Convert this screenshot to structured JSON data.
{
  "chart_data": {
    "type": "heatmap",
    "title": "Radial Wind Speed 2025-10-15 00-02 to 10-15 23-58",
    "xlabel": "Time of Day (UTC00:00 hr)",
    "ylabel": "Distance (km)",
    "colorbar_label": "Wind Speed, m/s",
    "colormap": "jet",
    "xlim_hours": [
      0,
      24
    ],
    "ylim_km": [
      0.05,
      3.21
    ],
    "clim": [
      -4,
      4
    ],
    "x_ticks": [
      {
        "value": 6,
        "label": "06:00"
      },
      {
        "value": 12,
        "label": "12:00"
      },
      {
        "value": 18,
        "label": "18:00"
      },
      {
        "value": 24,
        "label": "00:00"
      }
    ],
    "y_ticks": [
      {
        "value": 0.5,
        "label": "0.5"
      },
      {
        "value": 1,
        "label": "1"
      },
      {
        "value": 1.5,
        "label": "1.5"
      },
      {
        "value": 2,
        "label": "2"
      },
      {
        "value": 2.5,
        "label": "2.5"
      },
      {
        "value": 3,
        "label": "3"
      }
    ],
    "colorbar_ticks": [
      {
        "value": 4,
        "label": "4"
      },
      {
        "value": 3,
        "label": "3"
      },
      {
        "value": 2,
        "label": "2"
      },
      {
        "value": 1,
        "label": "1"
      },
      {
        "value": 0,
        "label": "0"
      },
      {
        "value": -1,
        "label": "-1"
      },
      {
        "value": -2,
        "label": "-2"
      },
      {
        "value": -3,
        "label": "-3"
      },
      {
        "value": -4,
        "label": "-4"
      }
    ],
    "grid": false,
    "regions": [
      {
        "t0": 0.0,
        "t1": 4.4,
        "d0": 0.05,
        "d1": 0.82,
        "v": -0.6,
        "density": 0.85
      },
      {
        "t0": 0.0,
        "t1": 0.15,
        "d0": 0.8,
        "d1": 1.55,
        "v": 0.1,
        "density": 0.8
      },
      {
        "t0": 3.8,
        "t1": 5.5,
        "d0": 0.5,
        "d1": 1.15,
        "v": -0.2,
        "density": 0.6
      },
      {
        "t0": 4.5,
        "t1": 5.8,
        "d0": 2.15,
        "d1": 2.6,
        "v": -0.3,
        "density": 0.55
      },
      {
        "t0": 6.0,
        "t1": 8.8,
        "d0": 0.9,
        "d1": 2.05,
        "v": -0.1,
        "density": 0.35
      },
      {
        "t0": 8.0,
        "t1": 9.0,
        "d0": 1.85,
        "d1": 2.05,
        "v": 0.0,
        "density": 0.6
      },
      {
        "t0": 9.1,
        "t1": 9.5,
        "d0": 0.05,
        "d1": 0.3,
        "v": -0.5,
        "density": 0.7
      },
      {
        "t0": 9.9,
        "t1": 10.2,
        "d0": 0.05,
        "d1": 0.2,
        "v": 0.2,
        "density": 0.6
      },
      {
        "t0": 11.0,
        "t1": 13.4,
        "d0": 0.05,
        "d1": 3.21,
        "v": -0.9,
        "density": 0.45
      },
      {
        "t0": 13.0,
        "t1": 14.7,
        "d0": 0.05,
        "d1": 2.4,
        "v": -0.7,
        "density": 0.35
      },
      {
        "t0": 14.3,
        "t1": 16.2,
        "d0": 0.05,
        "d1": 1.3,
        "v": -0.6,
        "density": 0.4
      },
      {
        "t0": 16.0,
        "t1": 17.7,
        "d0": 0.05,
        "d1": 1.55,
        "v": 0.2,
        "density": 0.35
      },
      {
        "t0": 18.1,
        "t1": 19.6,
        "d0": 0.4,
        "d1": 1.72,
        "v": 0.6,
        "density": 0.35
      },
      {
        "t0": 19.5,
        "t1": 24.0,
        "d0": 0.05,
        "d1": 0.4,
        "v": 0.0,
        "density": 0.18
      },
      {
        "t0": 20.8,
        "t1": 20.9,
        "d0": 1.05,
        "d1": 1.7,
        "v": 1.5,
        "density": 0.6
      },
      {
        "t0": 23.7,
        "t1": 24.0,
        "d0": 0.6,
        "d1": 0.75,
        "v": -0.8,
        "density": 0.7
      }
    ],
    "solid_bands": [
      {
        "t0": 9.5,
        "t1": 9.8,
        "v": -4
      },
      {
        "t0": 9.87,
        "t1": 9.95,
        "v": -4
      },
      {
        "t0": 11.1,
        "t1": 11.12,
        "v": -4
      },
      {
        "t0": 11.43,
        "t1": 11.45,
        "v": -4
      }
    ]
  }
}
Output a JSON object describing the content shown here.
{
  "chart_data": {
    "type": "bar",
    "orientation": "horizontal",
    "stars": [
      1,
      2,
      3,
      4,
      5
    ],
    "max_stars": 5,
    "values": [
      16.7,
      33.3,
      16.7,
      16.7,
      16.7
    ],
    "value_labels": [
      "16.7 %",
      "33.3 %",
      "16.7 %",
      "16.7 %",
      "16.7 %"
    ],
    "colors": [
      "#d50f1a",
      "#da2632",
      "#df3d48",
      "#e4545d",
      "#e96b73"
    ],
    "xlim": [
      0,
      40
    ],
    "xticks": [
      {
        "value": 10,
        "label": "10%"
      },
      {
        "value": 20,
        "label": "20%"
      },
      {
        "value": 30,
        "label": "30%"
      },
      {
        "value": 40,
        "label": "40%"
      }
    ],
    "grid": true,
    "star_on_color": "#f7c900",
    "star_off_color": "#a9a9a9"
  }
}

· · · ·

__OBJECTIVE__
Extract the full listing above without alteration.

__RESPONSE BELOW__
Convert this screenshot to structured JSON data.
{
  "chart_data": {
    "type": "heatmap",
    "title": "Radial Wind Speed 2025-10-15 00-02 to 10-15 23-58",
    "xlabel": "Time of Day (UTC00:00 hr)",
    "ylabel": "Distance (km)",
    "colorbar_label": "Wind Speed, m/s",
    "colormap": "jet",
    "xlim_hours": [
      0,
      24
    ],
    "ylim_km": [
      0.05,
      3.21
    ],
    "clim": [
      -4,
      4
    ],
    "x_ticks": [
      {
        "value": 6,
        "label": "06:00"
      },
      {
        "value": 12,
        "label": "12:00"
      },
      {
        "value": 18,
        "label": "18:00"
      },
      {
        "value": 24,
        "label": "00:00"
      }
    ],
    "y_ticks": [
      {
        "value": 0.5,
        "label": "0.5"
      },
      {
        "value": 1,
        "label": "1"
      },
      {
        "value": 1.5,
        "label": "1.5"
      },
      {
        "value": 2,
        "label": "2"
      },
      {
        "value": 2.5,
        "label": "2.5"
      },
      {
        "value": 3,
        "label": "3"
      }
    ],
    "colorbar_ticks": [
      {
        "value": 4,
        "label": "4"
      },
      {
        "value": 3,
        "label": "3"
      },
      {
        "value": 2,
        "label": "2"
      },
      {
        "value": 1,
        "label": "1"
      },
      {
        "value": 0,
        "label": "0"
      },
      {
        "value": -1,
        "label": "-1"
      },
      {
        "value": -2,
        "label": "-2"
      },
      {
        "value": -3,
        "label": "-3"
      },
      {
        "value": -4,
        "label": "-4"
      }
    ],
    "grid": false,
    "regions": [
      {
        "t0": 0.0,
        "t1": 4.4,
        "d0": 0.05,
        "d1": 0.82,
        "v": -0.6,
        "density": 0.85
      },
      {
        "t0": 0.0,
        "t1": 0.15,
        "d0": 0.8,
        "d1": 1.55,
        "v": 0.1,
        "density": 0.8
      },
      {
        "t0": 3.8,
        "t1": 5.5,
        "d0": 0.5,
        "d1": 1.15,
        "v": -0.2,
        "density": 0.6
      },
      {
        "t0": 4.5,
        "t1": 5.8,
        "d0": 2.15,
        "d1": 2.6,
        "v": -0.3,
        "density": 0.55
      },
      {
        "t0": 6.0,
        "t1": 8.8,
        "d0": 0.9,
        "d1": 2.05,
        "v": -0.1,
        "density": 0.35
      },
      {
        "t0": 8.0,
        "t1": 9.0,
        "d0": 1.85,
        "d1": 2.05,
        "v": 0.0,
        "density": 0.6
      },
      {
        "t0": 9.1,
        "t1": 9.5,
        "d0": 0.05,
        "d1": 0.3,
        "v": -0.5,
        "density": 0.7
      },
      {
        "t0": 9.9,
        "t1": 10.2,
        "d0": 0.05,
        "d1": 0.2,
        "v": 0.2,
        "density": 0.6
      },
      {
        "t0": 11.0,
        "t1": 13.4,
        "d0": 0.05,
        "d1": 3.21,
        "v": -0.9,
        "density": 0.45
      },
      {
        "t0": 13.0,
        "t1": 14.7,
        "d0": 0.05,
        "d1": 2.4,
        "v": -0.7,
        "density": 0.35
      },
      {
        "t0": 14.3,
        "t1": 16.2,
        "d0": 0.05,
        "d1": 1.3,
        "v": -0.6,
        "density": 0.4
      },
      {
        "t0": 16.0,
        "t1": 17.7,
        "d0": 0.05,
        "d1": 1.55,
        "v": 0.2,
        "density": 0.35
      },
      {
        "t0": 18.1,
        "t1": 19.6,
        "d0": 0.4,
        "d1": 1.72,
        "v": 0.6,
        "density": 0.35
      },
      {
        "t0": 19.5,
        "t1": 24.0,
        "d0": 0.05,
        "d1": 0.4,
        "v": 0.0,
        "density": 0.18
      },
      {
        "t0": 20.8,
        "t1": 20.9,
        "d0": 1.05,
        "d1": 1.7,
        "v": 1.5,
        "density": 0.6
      },
      {
        "t0": 23.7,
        "t1": 24.0,
        "d0": 0.6,
        "d1": 0.75,
        "v": -0.8,
        "density": 0.7
      }
    ],
    "solid_bands": [
      {
        "t0": 9.5,
        "t1": 9.8,
        "v": -4
      },
      {
        "t0": 9.87,
        "t1": 9.95,
        "v": -4
      },
      {
        "t0": 11.1,
        "t1": 11.12,
        "v": -4
      },
      {
        "t0": 11.43,
        "t1": 11.45,
        "v": -4
      }
    ]
  }
}
Output a JSON object describing the content shown here.
{
  "chart_data": {
    "type": "bar",
    "orientation": "horizontal",
    "stars": [
      1,
      2,
      3,
      4,
      5
    ],
    "max_stars": 5,
    "values": [
      16.7,
      33.3,
      16.7,
      16.7,
      16.7
    ],
    "value_labels": [
      "16.7 %",
      "33.3 %",
      "16.7 %",
      "16.7 %",
      "16.7 %"
    ],
    "colors": [
      "#d50f1a",
      "#da2632",
      "#df3d48",
      "#e4545d",
      "#e96b73"
    ],
    "xlim": [
      0,
      40
    ],
    "xticks": [
      {
        "value": 10,
        "label": "10%"
      },
      {
        "value": 20,
        "label": "20%"
      },
      {
        "value": 30,
        "label": "30%"
      },
      {
        "value": 40,
        "label": "40%"
      }
    ],
    "grid": true,
    "star_on_color": "#f7c900",
    "star_off_color": "#a9a9a9"
  }
}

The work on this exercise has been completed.